_Work to do_
Write out each line of the listing as it stands, without the images.

"""

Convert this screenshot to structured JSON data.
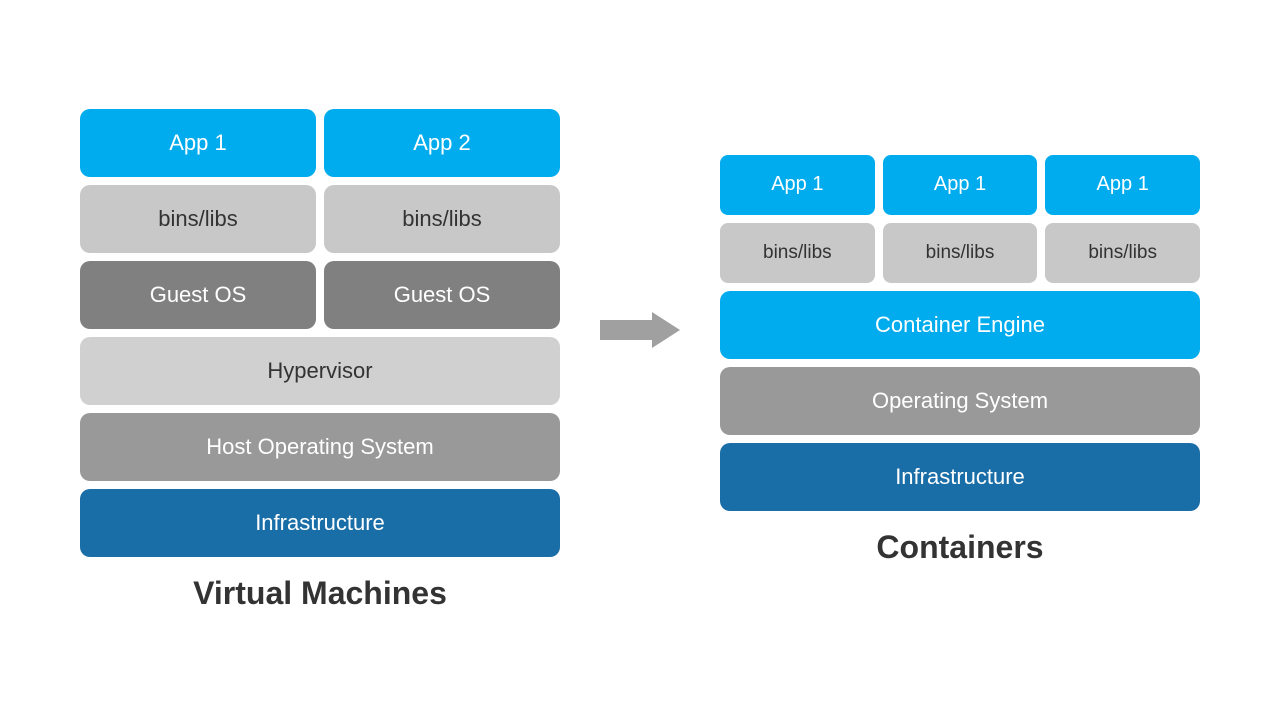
{
  "left": {
    "title": "Virtual Machines",
    "rows": {
      "apps": [
        "App 1",
        "App 2"
      ],
      "bins": [
        "bins/libs",
        "bins/libs"
      ],
      "guestos": [
        "Guest OS",
        "Guest OS"
      ],
      "hypervisor": "Hypervisor",
      "hostos": "Host Operating System",
      "infra": "Infrastructure"
    }
  },
  "right": {
    "title": "Containers",
    "rows": {
      "apps": [
        "App 1",
        "App 1",
        "App 1"
      ],
      "bins": [
        "bins/libs",
        "bins/libs",
        "bins/libs"
      ],
      "engine": "Container Engine",
      "os": "Operating System",
      "infra": "Infrastructure"
    }
  },
  "arrow": "→"
}
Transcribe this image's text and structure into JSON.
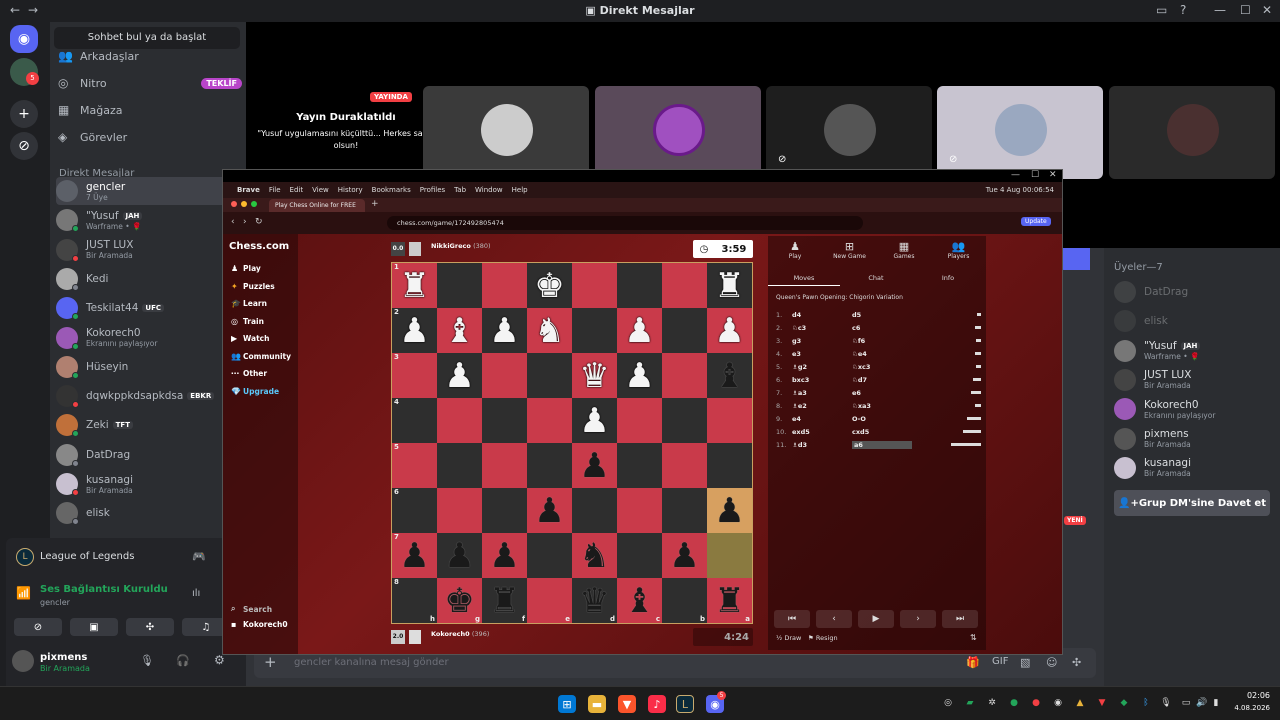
{
  "window": {
    "title": "Direkt Mesajlar"
  },
  "sidebar": {
    "search_label": "Sohbet bul ya da başlat",
    "menu": [
      {
        "label": "Arkadaşlar",
        "icon": "people-icon"
      },
      {
        "label": "Nitro",
        "icon": "nitro-icon",
        "badge": "TEKLİF"
      },
      {
        "label": "Mağaza",
        "icon": "shop-icon"
      },
      {
        "label": "Görevler",
        "icon": "quests-icon"
      }
    ],
    "dm_header": "Direkt Mesajlar",
    "dms": [
      {
        "name": "gencler",
        "sub": "7 Üye",
        "color": "#5c6068"
      },
      {
        "name": "\"Yusuf",
        "tag": "JAH",
        "sub": "Warframe • 🌹",
        "color": "#777",
        "status": "#23a55a"
      },
      {
        "name": "JUST LUX",
        "sub": "Bir Aramada",
        "color": "#444",
        "status": "#f23f43"
      },
      {
        "name": "Kedi",
        "sub": "",
        "color": "#aaa",
        "status": "#80848e"
      },
      {
        "name": "Teskilat44",
        "tag": "UFC",
        "sub": "",
        "color": "#5865f2",
        "status": "#23a55a"
      },
      {
        "name": "Kokorech0",
        "sub": "Ekranını paylaşıyor",
        "color": "#9b59b6",
        "status": "#23a55a"
      },
      {
        "name": "Hüseyin",
        "sub": "",
        "color": "#b08070",
        "status": "#23a55a"
      },
      {
        "name": "dqwkppkdsapkdsa",
        "tag": "EBKR",
        "sub": "",
        "color": "#333",
        "status": "#f23f43"
      },
      {
        "name": "Zeki",
        "tag": "TFT",
        "sub": "",
        "color": "#c0703a",
        "status": "#23a55a"
      },
      {
        "name": "DatDrag",
        "sub": "",
        "color": "#888",
        "status": "#80848e"
      },
      {
        "name": "kusanagi",
        "sub": "Bir Aramada",
        "color": "#c8c0d0",
        "status": "#f23f43"
      },
      {
        "name": "elisk",
        "sub": "",
        "color": "#666",
        "status": "#80848e"
      }
    ]
  },
  "activity": {
    "game": "League of Legends",
    "voice_status": "Ses Bağlantısı Kuruldu",
    "voice_channel": "gencler",
    "user_name": "pixmens",
    "user_status": "Bir Aramada"
  },
  "stream": {
    "live_badge": "YAYINDA",
    "paused_title": "Yayın Duraklatıldı",
    "paused_msg": "\"Yusuf uygulamasını küçülttü... Herkes sakin olsun!"
  },
  "members": {
    "header": "Üyeler—7",
    "list": [
      {
        "name": "DatDrag",
        "sub": "",
        "dim": true
      },
      {
        "name": "elisk",
        "sub": "",
        "dim": true
      },
      {
        "name": "\"Yusuf",
        "tag": "JAH",
        "sub": "Warframe • 🌹"
      },
      {
        "name": "JUST LUX",
        "sub": "Bir Aramada"
      },
      {
        "name": "Kokorech0",
        "sub": "Ekranını paylaşıyor"
      },
      {
        "name": "pixmens",
        "sub": "Bir Aramada"
      },
      {
        "name": "kusanagi",
        "sub": "Bir Aramada"
      }
    ],
    "invite_label": "Grup DM'sine Davet et"
  },
  "chat": {
    "placeholder": "gencler kanalına mesaj gönder",
    "new_badge": "YENİ"
  },
  "chess": {
    "mac_menu": [
      "Brave",
      "File",
      "Edit",
      "View",
      "History",
      "Bookmarks",
      "Profiles",
      "Tab",
      "Window",
      "Help"
    ],
    "clock_text": "Tue 4 Aug 00:06:54",
    "tab_title": "Play Chess Online for FREE",
    "url": "chess.com/game/172492805474",
    "update_btn": "Update",
    "logo": "Chess.com",
    "nav": [
      "Play",
      "Puzzles",
      "Learn",
      "Train",
      "Watch",
      "Community",
      "Other",
      "Upgrade"
    ],
    "search_label": "Search",
    "nav_user": "Kokorech0",
    "top_player": {
      "eval": "0.0",
      "name": "NikkiGreco",
      "rating": "(380)",
      "timer": "3:59"
    },
    "bottom_player": {
      "eval": "2.0",
      "name": "Kokorech0",
      "rating": "(396)",
      "timer": "4:24"
    },
    "panel_tabs": [
      "Play",
      "New Game",
      "Games",
      "Players"
    ],
    "sub_tabs": [
      "Moves",
      "Chat",
      "Info"
    ],
    "opening": "Queen's Pawn Opening: Chigorin Variation",
    "moves": [
      [
        "1.",
        "d4",
        "d5"
      ],
      [
        "2.",
        "♘c3",
        "c6"
      ],
      [
        "3.",
        "g3",
        "♘f6"
      ],
      [
        "4.",
        "e3",
        "♘e4"
      ],
      [
        "5.",
        "♗g2",
        "♘xc3"
      ],
      [
        "6.",
        "bxc3",
        "♘d7"
      ],
      [
        "7.",
        "♗a3",
        "e6"
      ],
      [
        "8.",
        "♗e2",
        "♘xa3"
      ],
      [
        "9.",
        "e4",
        "O-O"
      ],
      [
        "10.",
        "exd5",
        "cxd5"
      ],
      [
        "11.",
        "♗d3",
        "a6"
      ]
    ],
    "draw_label": "Draw",
    "resign_label": "Resign",
    "board": [
      [
        "wr",
        "",
        "",
        "wk",
        "",
        "",
        "",
        "wr"
      ],
      [
        "wp",
        "wb",
        "wp",
        "wn",
        "",
        "wp",
        "",
        "wp"
      ],
      [
        "",
        "wp",
        "",
        "",
        "wq",
        "wp",
        "",
        "bb"
      ],
      [
        "",
        "",
        "",
        "",
        "wp",
        "",
        "",
        ""
      ],
      [
        "",
        "",
        "",
        "",
        "bp",
        "",
        "",
        ""
      ],
      [
        "",
        "",
        "",
        "bp",
        "",
        "",
        "",
        "bp"
      ],
      [
        "bp",
        "bp",
        "bp",
        "",
        "bn",
        "",
        "bp",
        ""
      ],
      [
        "",
        "bk",
        "br",
        "",
        "bq",
        "bb",
        "",
        "br"
      ]
    ],
    "ranks": [
      "1",
      "2",
      "3",
      "4",
      "5",
      "6",
      "7",
      "8"
    ],
    "files": [
      "h",
      "g",
      "f",
      "e",
      "d",
      "c",
      "b",
      "a"
    ]
  },
  "taskbar": {
    "time": "02:06",
    "date": "4.08.2026"
  }
}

"""

_Response to the task_
Convert this screenshot to structured JSON data.
{
  "left": {
    "title": "Virtual Machines",
    "rows": {
      "apps": [
        "App 1",
        "App 2"
      ],
      "bins": [
        "bins/libs",
        "bins/libs"
      ],
      "guestos": [
        "Guest OS",
        "Guest OS"
      ],
      "hypervisor": "Hypervisor",
      "hostos": "Host Operating System",
      "infra": "Infrastructure"
    }
  },
  "right": {
    "title": "Containers",
    "rows": {
      "apps": [
        "App 1",
        "App 1",
        "App 1"
      ],
      "bins": [
        "bins/libs",
        "bins/libs",
        "bins/libs"
      ],
      "engine": "Container Engine",
      "os": "Operating System",
      "infra": "Infrastructure"
    }
  },
  "arrow": "→"
}
Transcribe this image's text and structure into JSON.
{
  "window": {
    "title": "Direkt Mesajlar"
  },
  "sidebar": {
    "search_label": "Sohbet bul ya da başlat",
    "menu": [
      {
        "label": "Arkadaşlar",
        "icon": "people-icon"
      },
      {
        "label": "Nitro",
        "icon": "nitro-icon",
        "badge": "TEKLİF"
      },
      {
        "label": "Mağaza",
        "icon": "shop-icon"
      },
      {
        "label": "Görevler",
        "icon": "quests-icon"
      }
    ],
    "dm_header": "Direkt Mesajlar",
    "dms": [
      {
        "name": "gencler",
        "sub": "7 Üye",
        "color": "#5c6068"
      },
      {
        "name": "\"Yusuf",
        "tag": "JAH",
        "sub": "Warframe • 🌹",
        "color": "#777",
        "status": "#23a55a"
      },
      {
        "name": "JUST LUX",
        "sub": "Bir Aramada",
        "color": "#444",
        "status": "#f23f43"
      },
      {
        "name": "Kedi",
        "sub": "",
        "color": "#aaa",
        "status": "#80848e"
      },
      {
        "name": "Teskilat44",
        "tag": "UFC",
        "sub": "",
        "color": "#5865f2",
        "status": "#23a55a"
      },
      {
        "name": "Kokorech0",
        "sub": "Ekranını paylaşıyor",
        "color": "#9b59b6",
        "status": "#23a55a"
      },
      {
        "name": "Hüseyin",
        "sub": "",
        "color": "#b08070",
        "status": "#23a55a"
      },
      {
        "name": "dqwkppkdsapkdsa",
        "tag": "EBKR",
        "sub": "",
        "color": "#333",
        "status": "#f23f43"
      },
      {
        "name": "Zeki",
        "tag": "TFT",
        "sub": "",
        "color": "#c0703a",
        "status": "#23a55a"
      },
      {
        "name": "DatDrag",
        "sub": "",
        "color": "#888",
        "status": "#80848e"
      },
      {
        "name": "kusanagi",
        "sub": "Bir Aramada",
        "color": "#c8c0d0",
        "status": "#f23f43"
      },
      {
        "name": "elisk",
        "sub": "",
        "color": "#666",
        "status": "#80848e"
      }
    ]
  },
  "activity": {
    "game": "League of Legends",
    "voice_status": "Ses Bağlantısı Kuruldu",
    "voice_channel": "gencler",
    "user_name": "pixmens",
    "user_status": "Bir Aramada"
  },
  "stream": {
    "live_badge": "YAYINDA",
    "paused_title": "Yayın Duraklatıldı",
    "paused_msg": "\"Yusuf uygulamasını küçülttü... Herkes sakin olsun!"
  },
  "members": {
    "header": "Üyeler—7",
    "list": [
      {
        "name": "DatDrag",
        "sub": "",
        "dim": true
      },
      {
        "name": "elisk",
        "sub": "",
        "dim": true
      },
      {
        "name": "\"Yusuf",
        "tag": "JAH",
        "sub": "Warframe • 🌹"
      },
      {
        "name": "JUST LUX",
        "sub": "Bir Aramada"
      },
      {
        "name": "Kokorech0",
        "sub": "Ekranını paylaşıyor"
      },
      {
        "name": "pixmens",
        "sub": "Bir Aramada"
      },
      {
        "name": "kusanagi",
        "sub": "Bir Aramada"
      }
    ],
    "invite_label": "Grup DM'sine Davet et"
  },
  "chat": {
    "placeholder": "gencler kanalına mesaj gönder",
    "new_badge": "YENİ"
  },
  "chess": {
    "mac_menu": [
      "Brave",
      "File",
      "Edit",
      "View",
      "History",
      "Bookmarks",
      "Profiles",
      "Tab",
      "Window",
      "Help"
    ],
    "clock_text": "Tue 4 Aug 00:06:54",
    "tab_title": "Play Chess Online for FREE",
    "url": "chess.com/game/172492805474",
    "update_btn": "Update",
    "logo": "Chess.com",
    "nav": [
      "Play",
      "Puzzles",
      "Learn",
      "Train",
      "Watch",
      "Community",
      "Other",
      "Upgrade"
    ],
    "search_label": "Search",
    "nav_user": "Kokorech0",
    "top_player": {
      "eval": "0.0",
      "name": "NikkiGreco",
      "rating": "(380)",
      "timer": "3:59"
    },
    "bottom_player": {
      "eval": "2.0",
      "name": "Kokorech0",
      "rating": "(396)",
      "timer": "4:24"
    },
    "panel_tabs": [
      "Play",
      "New Game",
      "Games",
      "Players"
    ],
    "sub_tabs": [
      "Moves",
      "Chat",
      "Info"
    ],
    "opening": "Queen's Pawn Opening: Chigorin Variation",
    "moves": [
      [
        "1.",
        "d4",
        "d5"
      ],
      [
        "2.",
        "♘c3",
        "c6"
      ],
      [
        "3.",
        "g3",
        "♘f6"
      ],
      [
        "4.",
        "e3",
        "♘e4"
      ],
      [
        "5.",
        "♗g2",
        "♘xc3"
      ],
      [
        "6.",
        "bxc3",
        "♘d7"
      ],
      [
        "7.",
        "♗a3",
        "e6"
      ],
      [
        "8.",
        "♗e2",
        "♘xa3"
      ],
      [
        "9.",
        "e4",
        "O-O"
      ],
      [
        "10.",
        "exd5",
        "cxd5"
      ],
      [
        "11.",
        "♗d3",
        "a6"
      ]
    ],
    "draw_label": "Draw",
    "resign_label": "Resign",
    "board": [
      [
        "wr",
        "",
        "",
        "wk",
        "",
        "",
        "",
        "wr"
      ],
      [
        "wp",
        "wb",
        "wp",
        "wn",
        "",
        "wp",
        "",
        "wp"
      ],
      [
        "",
        "wp",
        "",
        "",
        "wq",
        "wp",
        "",
        "bb"
      ],
      [
        "",
        "",
        "",
        "",
        "wp",
        "",
        "",
        ""
      ],
      [
        "",
        "",
        "",
        "",
        "bp",
        "",
        "",
        ""
      ],
      [
        "",
        "",
        "",
        "bp",
        "",
        "",
        "",
        "bp"
      ],
      [
        "bp",
        "bp",
        "bp",
        "",
        "bn",
        "",
        "bp",
        ""
      ],
      [
        "",
        "bk",
        "br",
        "",
        "bq",
        "bb",
        "",
        "br"
      ]
    ],
    "ranks": [
      "1",
      "2",
      "3",
      "4",
      "5",
      "6",
      "7",
      "8"
    ],
    "files": [
      "h",
      "g",
      "f",
      "e",
      "d",
      "c",
      "b",
      "a"
    ]
  },
  "taskbar": {
    "time": "02:06",
    "date": "4.08.2026"
  }
}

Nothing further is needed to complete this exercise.